-- begin --

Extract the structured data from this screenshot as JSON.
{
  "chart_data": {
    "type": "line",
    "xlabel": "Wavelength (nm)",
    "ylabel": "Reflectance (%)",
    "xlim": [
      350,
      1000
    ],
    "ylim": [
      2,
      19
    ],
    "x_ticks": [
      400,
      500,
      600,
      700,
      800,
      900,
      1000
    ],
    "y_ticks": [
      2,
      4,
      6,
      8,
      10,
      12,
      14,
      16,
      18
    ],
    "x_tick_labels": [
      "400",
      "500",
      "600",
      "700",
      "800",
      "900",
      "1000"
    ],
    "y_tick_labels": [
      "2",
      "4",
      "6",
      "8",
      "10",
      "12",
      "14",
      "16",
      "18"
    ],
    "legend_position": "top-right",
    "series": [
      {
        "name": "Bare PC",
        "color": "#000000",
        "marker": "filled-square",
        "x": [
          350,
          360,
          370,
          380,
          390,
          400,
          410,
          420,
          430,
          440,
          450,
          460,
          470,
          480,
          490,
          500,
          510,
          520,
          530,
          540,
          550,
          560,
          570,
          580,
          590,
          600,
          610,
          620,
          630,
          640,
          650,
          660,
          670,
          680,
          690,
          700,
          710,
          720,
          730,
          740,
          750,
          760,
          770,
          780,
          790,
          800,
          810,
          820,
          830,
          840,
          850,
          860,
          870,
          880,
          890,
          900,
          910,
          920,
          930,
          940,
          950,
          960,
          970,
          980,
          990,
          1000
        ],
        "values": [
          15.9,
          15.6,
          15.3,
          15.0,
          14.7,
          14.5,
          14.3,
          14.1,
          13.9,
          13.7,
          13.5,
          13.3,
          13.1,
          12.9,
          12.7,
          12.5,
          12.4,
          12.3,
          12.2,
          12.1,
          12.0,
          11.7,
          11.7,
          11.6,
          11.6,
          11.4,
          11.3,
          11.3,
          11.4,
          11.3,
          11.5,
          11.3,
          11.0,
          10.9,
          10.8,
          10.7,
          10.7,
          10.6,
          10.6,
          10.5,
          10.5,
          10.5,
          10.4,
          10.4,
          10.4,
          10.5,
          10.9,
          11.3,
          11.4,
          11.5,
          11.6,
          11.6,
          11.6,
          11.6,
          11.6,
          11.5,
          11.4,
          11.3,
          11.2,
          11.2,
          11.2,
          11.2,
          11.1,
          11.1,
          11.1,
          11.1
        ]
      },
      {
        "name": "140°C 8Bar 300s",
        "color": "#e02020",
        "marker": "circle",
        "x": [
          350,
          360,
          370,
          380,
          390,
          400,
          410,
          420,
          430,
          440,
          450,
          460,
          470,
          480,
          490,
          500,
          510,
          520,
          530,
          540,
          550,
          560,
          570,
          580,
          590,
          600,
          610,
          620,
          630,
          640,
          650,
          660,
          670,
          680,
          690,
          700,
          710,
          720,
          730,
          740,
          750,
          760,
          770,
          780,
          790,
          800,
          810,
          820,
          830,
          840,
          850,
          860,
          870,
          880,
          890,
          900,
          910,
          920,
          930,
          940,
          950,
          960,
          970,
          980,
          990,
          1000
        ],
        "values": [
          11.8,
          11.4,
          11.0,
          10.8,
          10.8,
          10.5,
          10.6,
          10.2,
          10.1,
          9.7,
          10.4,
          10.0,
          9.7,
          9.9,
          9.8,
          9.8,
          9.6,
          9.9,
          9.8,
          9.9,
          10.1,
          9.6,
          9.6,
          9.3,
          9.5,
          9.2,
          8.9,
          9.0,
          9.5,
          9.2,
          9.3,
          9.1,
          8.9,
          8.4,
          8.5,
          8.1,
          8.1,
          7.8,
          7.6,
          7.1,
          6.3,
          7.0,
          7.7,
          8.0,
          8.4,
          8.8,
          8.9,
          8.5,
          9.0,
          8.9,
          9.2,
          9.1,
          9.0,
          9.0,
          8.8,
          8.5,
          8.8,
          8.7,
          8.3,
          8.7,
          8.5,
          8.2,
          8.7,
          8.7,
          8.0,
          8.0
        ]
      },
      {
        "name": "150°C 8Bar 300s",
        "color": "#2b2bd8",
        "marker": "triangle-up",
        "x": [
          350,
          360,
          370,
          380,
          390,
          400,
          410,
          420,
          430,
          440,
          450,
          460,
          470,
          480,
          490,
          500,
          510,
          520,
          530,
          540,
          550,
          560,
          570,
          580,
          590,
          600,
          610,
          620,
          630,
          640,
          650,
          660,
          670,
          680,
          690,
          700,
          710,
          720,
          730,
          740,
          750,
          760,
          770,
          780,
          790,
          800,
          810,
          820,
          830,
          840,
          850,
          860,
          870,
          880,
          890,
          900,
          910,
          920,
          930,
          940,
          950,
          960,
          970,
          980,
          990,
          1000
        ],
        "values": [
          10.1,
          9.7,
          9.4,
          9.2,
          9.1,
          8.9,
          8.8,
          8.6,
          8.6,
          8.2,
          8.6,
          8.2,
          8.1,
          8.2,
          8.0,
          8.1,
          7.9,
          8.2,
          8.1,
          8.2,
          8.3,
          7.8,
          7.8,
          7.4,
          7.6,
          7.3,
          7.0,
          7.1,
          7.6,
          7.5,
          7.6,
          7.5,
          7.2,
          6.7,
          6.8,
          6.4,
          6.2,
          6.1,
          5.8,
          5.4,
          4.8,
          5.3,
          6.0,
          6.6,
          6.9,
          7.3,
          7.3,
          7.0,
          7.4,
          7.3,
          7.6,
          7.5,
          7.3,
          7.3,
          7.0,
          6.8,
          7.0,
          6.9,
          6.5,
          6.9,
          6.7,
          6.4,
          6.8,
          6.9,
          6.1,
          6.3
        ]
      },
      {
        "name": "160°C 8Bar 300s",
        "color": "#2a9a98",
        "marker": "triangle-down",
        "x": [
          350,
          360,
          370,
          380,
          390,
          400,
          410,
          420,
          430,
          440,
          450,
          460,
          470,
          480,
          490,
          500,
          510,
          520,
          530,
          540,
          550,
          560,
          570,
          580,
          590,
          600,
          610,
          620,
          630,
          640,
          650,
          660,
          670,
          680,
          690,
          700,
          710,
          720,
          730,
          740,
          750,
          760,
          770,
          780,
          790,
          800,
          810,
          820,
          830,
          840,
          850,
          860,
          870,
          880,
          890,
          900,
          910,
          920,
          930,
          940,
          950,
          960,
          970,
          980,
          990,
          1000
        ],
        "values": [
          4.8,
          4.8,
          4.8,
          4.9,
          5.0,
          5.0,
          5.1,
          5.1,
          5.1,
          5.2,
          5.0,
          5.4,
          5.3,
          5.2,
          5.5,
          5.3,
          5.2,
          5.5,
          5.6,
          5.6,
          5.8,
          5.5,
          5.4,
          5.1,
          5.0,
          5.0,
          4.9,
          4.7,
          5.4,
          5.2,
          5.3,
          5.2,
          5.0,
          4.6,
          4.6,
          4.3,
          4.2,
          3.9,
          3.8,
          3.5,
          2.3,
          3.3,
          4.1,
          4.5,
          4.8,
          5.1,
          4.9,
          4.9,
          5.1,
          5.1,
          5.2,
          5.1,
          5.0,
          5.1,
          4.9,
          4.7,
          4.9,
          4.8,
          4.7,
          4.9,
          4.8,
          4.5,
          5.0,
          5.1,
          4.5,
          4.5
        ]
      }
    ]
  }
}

-- end --

> Set task: Make a verbatim copy of every entry shown above.

> The output:
Extract the structured data from this screenshot as JSON.
{
  "chart_data": {
    "type": "line",
    "xlabel": "Wavelength (nm)",
    "ylabel": "Reflectance (%)",
    "xlim": [
      350,
      1000
    ],
    "ylim": [
      2,
      19
    ],
    "x_ticks": [
      400,
      500,
      600,
      700,
      800,
      900,
      1000
    ],
    "y_ticks": [
      2,
      4,
      6,
      8,
      10,
      12,
      14,
      16,
      18
    ],
    "x_tick_labels": [
      "400",
      "500",
      "600",
      "700",
      "800",
      "900",
      "1000"
    ],
    "y_tick_labels": [
      "2",
      "4",
      "6",
      "8",
      "10",
      "12",
      "14",
      "16",
      "18"
    ],
    "legend_position": "top-right",
    "series": [
      {
        "name": "Bare PC",
        "color": "#000000",
        "marker": "filled-square",
        "x": [
          350,
          360,
          370,
          380,
          390,
          400,
          410,
          420,
          430,
          440,
          450,
          460,
          470,
          480,
          490,
          500,
          510,
          520,
          530,
          540,
          550,
          560,
          570,
          580,
          590,
          600,
          610,
          620,
          630,
          640,
          650,
          660,
          670,
          680,
          690,
          700,
          710,
          720,
          730,
          740,
          750,
          760,
          770,
          780,
          790,
          800,
          810,
          820,
          830,
          840,
          850,
          860,
          870,
          880,
          890,
          900,
          910,
          920,
          930,
          940,
          950,
          960,
          970,
          980,
          990,
          1000
        ],
        "values": [
          15.9,
          15.6,
          15.3,
          15.0,
          14.7,
          14.5,
          14.3,
          14.1,
          13.9,
          13.7,
          13.5,
          13.3,
          13.1,
          12.9,
          12.7,
          12.5,
          12.4,
          12.3,
          12.2,
          12.1,
          12.0,
          11.7,
          11.7,
          11.6,
          11.6,
          11.4,
          11.3,
          11.3,
          11.4,
          11.3,
          11.5,
          11.3,
          11.0,
          10.9,
          10.8,
          10.7,
          10.7,
          10.6,
          10.6,
          10.5,
          10.5,
          10.5,
          10.4,
          10.4,
          10.4,
          10.5,
          10.9,
          11.3,
          11.4,
          11.5,
          11.6,
          11.6,
          11.6,
          11.6,
          11.6,
          11.5,
          11.4,
          11.3,
          11.2,
          11.2,
          11.2,
          11.2,
          11.1,
          11.1,
          11.1,
          11.1
        ]
      },
      {
        "name": "140°C 8Bar 300s",
        "color": "#e02020",
        "marker": "circle",
        "x": [
          350,
          360,
          370,
          380,
          390,
          400,
          410,
          420,
          430,
          440,
          450,
          460,
          470,
          480,
          490,
          500,
          510,
          520,
          530,
          540,
          550,
          560,
          570,
          580,
          590,
          600,
          610,
          620,
          630,
          640,
          650,
          660,
          670,
          680,
          690,
          700,
          710,
          720,
          730,
          740,
          750,
          760,
          770,
          780,
          790,
          800,
          810,
          820,
          830,
          840,
          850,
          860,
          870,
          880,
          890,
          900,
          910,
          920,
          930,
          940,
          950,
          960,
          970,
          980,
          990,
          1000
        ],
        "values": [
          11.8,
          11.4,
          11.0,
          10.8,
          10.8,
          10.5,
          10.6,
          10.2,
          10.1,
          9.7,
          10.4,
          10.0,
          9.7,
          9.9,
          9.8,
          9.8,
          9.6,
          9.9,
          9.8,
          9.9,
          10.1,
          9.6,
          9.6,
          9.3,
          9.5,
          9.2,
          8.9,
          9.0,
          9.5,
          9.2,
          9.3,
          9.1,
          8.9,
          8.4,
          8.5,
          8.1,
          8.1,
          7.8,
          7.6,
          7.1,
          6.3,
          7.0,
          7.7,
          8.0,
          8.4,
          8.8,
          8.9,
          8.5,
          9.0,
          8.9,
          9.2,
          9.1,
          9.0,
          9.0,
          8.8,
          8.5,
          8.8,
          8.7,
          8.3,
          8.7,
          8.5,
          8.2,
          8.7,
          8.7,
          8.0,
          8.0
        ]
      },
      {
        "name": "150°C 8Bar 300s",
        "color": "#2b2bd8",
        "marker": "triangle-up",
        "x": [
          350,
          360,
          370,
          380,
          390,
          400,
          410,
          420,
          430,
          440,
          450,
          460,
          470,
          480,
          490,
          500,
          510,
          520,
          530,
          540,
          550,
          560,
          570,
          580,
          590,
          600,
          610,
          620,
          630,
          640,
          650,
          660,
          670,
          680,
          690,
          700,
          710,
          720,
          730,
          740,
          750,
          760,
          770,
          780,
          790,
          800,
          810,
          820,
          830,
          840,
          850,
          860,
          870,
          880,
          890,
          900,
          910,
          920,
          930,
          940,
          950,
          960,
          970,
          980,
          990,
          1000
        ],
        "values": [
          10.1,
          9.7,
          9.4,
          9.2,
          9.1,
          8.9,
          8.8,
          8.6,
          8.6,
          8.2,
          8.6,
          8.2,
          8.1,
          8.2,
          8.0,
          8.1,
          7.9,
          8.2,
          8.1,
          8.2,
          8.3,
          7.8,
          7.8,
          7.4,
          7.6,
          7.3,
          7.0,
          7.1,
          7.6,
          7.5,
          7.6,
          7.5,
          7.2,
          6.7,
          6.8,
          6.4,
          6.2,
          6.1,
          5.8,
          5.4,
          4.8,
          5.3,
          6.0,
          6.6,
          6.9,
          7.3,
          7.3,
          7.0,
          7.4,
          7.3,
          7.6,
          7.5,
          7.3,
          7.3,
          7.0,
          6.8,
          7.0,
          6.9,
          6.5,
          6.9,
          6.7,
          6.4,
          6.8,
          6.9,
          6.1,
          6.3
        ]
      },
      {
        "name": "160°C 8Bar 300s",
        "color": "#2a9a98",
        "marker": "triangle-down",
        "x": [
          350,
          360,
          370,
          380,
          390,
          400,
          410,
          420,
          430,
          440,
          450,
          460,
          470,
          480,
          490,
          500,
          510,
          520,
          530,
          540,
          550,
          560,
          570,
          580,
          590,
          600,
          610,
          620,
          630,
          640,
          650,
          660,
          670,
          680,
          690,
          700,
          710,
          720,
          730,
          740,
          750,
          760,
          770,
          780,
          790,
          800,
          810,
          820,
          830,
          840,
          850,
          860,
          870,
          880,
          890,
          900,
          910,
          920,
          930,
          940,
          950,
          960,
          970,
          980,
          990,
          1000
        ],
        "values": [
          4.8,
          4.8,
          4.8,
          4.9,
          5.0,
          5.0,
          5.1,
          5.1,
          5.1,
          5.2,
          5.0,
          5.4,
          5.3,
          5.2,
          5.5,
          5.3,
          5.2,
          5.5,
          5.6,
          5.6,
          5.8,
          5.5,
          5.4,
          5.1,
          5.0,
          5.0,
          4.9,
          4.7,
          5.4,
          5.2,
          5.3,
          5.2,
          5.0,
          4.6,
          4.6,
          4.3,
          4.2,
          3.9,
          3.8,
          3.5,
          2.3,
          3.3,
          4.1,
          4.5,
          4.8,
          5.1,
          4.9,
          4.9,
          5.1,
          5.1,
          5.2,
          5.1,
          5.0,
          5.1,
          4.9,
          4.7,
          4.9,
          4.8,
          4.7,
          4.9,
          4.8,
          4.5,
          5.0,
          5.1,
          4.5,
          4.5
        ]
      }
    ]
  }
}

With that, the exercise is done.